■ TASK BRIEF:
Extract each line holding the word "специализированной" from the entries.

(Stored entries)

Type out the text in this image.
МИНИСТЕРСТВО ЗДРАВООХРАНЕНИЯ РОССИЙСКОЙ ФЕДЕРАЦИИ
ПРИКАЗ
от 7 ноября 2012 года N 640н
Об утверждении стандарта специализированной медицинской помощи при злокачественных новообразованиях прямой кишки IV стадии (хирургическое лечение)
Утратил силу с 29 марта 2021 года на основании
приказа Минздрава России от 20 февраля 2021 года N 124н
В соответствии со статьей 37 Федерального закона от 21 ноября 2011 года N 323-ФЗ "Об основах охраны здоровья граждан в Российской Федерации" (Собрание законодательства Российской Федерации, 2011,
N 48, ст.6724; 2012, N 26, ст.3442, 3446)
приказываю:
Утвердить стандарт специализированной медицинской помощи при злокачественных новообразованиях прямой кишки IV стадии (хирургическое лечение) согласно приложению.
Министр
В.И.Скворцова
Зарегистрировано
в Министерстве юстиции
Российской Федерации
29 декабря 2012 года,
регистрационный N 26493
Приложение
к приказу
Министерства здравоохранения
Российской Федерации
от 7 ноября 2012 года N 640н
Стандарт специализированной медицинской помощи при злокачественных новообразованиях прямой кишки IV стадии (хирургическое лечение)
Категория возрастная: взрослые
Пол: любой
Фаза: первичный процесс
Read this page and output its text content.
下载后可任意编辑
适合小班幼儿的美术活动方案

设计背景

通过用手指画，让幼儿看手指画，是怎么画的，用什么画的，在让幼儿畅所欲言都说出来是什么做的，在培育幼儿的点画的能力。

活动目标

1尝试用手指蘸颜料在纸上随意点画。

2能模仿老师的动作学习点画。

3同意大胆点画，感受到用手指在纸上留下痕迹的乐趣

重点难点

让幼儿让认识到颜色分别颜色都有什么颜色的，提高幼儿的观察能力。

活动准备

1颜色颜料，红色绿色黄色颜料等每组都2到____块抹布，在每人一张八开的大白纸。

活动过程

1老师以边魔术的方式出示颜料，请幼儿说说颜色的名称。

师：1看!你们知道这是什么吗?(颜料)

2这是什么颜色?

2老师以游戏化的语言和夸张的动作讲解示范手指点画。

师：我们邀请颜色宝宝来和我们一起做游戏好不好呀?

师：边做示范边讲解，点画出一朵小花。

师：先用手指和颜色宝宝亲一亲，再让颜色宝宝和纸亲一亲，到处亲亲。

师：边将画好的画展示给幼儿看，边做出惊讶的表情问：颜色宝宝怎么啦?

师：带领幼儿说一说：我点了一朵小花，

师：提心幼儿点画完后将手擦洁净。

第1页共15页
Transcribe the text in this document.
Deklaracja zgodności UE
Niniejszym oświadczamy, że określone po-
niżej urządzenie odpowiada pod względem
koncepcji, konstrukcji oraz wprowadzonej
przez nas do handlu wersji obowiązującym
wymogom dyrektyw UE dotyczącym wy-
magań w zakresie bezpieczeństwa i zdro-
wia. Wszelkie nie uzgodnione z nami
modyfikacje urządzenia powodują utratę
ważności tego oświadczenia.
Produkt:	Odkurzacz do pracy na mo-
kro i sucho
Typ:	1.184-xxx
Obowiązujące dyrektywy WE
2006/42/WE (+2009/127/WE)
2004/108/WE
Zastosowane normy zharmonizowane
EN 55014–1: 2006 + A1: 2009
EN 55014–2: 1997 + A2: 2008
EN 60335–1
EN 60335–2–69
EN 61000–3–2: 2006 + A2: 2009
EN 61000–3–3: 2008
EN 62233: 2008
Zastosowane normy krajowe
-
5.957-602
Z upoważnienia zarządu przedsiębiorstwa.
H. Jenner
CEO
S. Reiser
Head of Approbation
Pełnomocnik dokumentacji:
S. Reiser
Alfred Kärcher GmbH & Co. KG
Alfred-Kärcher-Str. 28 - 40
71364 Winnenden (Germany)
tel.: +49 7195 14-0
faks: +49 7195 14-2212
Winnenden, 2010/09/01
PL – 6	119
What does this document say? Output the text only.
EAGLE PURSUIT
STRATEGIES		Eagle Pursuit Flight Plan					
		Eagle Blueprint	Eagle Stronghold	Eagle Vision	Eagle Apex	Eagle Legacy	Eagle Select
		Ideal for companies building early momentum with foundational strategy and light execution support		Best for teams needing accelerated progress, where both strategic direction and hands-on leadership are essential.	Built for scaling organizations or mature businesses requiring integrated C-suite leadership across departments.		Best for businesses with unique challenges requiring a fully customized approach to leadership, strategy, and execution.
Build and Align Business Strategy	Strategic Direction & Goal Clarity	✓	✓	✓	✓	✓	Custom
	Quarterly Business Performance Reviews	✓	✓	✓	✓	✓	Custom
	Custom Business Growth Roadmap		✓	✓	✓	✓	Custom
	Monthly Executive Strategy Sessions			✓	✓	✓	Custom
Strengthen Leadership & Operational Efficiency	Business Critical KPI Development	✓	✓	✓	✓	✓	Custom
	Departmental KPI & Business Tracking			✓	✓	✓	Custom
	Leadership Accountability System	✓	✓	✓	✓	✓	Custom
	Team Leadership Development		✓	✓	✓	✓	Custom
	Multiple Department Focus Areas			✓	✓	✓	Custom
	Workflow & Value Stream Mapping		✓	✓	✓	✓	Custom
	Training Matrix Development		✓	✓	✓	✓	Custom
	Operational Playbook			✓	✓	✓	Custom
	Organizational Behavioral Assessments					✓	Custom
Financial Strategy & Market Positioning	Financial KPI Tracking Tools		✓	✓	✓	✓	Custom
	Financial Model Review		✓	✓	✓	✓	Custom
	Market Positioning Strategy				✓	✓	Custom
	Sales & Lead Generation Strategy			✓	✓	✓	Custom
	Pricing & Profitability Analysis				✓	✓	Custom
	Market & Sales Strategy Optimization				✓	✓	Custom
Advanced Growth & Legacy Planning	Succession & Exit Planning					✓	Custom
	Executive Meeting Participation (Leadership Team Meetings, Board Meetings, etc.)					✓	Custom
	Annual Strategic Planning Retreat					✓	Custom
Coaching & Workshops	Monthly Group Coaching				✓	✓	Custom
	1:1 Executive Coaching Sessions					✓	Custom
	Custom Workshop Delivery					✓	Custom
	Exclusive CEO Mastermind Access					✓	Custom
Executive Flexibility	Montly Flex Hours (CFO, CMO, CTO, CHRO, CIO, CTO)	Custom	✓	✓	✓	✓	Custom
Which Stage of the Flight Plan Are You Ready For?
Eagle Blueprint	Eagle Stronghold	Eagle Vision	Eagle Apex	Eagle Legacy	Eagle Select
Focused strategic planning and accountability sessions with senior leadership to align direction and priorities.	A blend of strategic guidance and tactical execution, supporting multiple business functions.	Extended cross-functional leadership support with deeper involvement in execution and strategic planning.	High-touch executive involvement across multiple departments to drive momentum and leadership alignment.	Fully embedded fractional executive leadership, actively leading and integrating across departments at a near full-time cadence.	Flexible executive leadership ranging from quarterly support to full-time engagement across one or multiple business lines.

■ SOLUTION TO THIS PROBLEM:
Об утверждении стандарта специализированной медицинской помощи при злокачественных новообразованиях прямой кишки IV стадии (хирургическое лечение)
Утвердить стандарт специализированной медицинской помощи при злокачественных новообразованиях прямой кишки IV стадии (хирургическое лечение) согласно приложению.
Стандарт специализированной медицинской помощи при злокачественных новообразованиях прямой кишки IV стадии (хирургическое лечение)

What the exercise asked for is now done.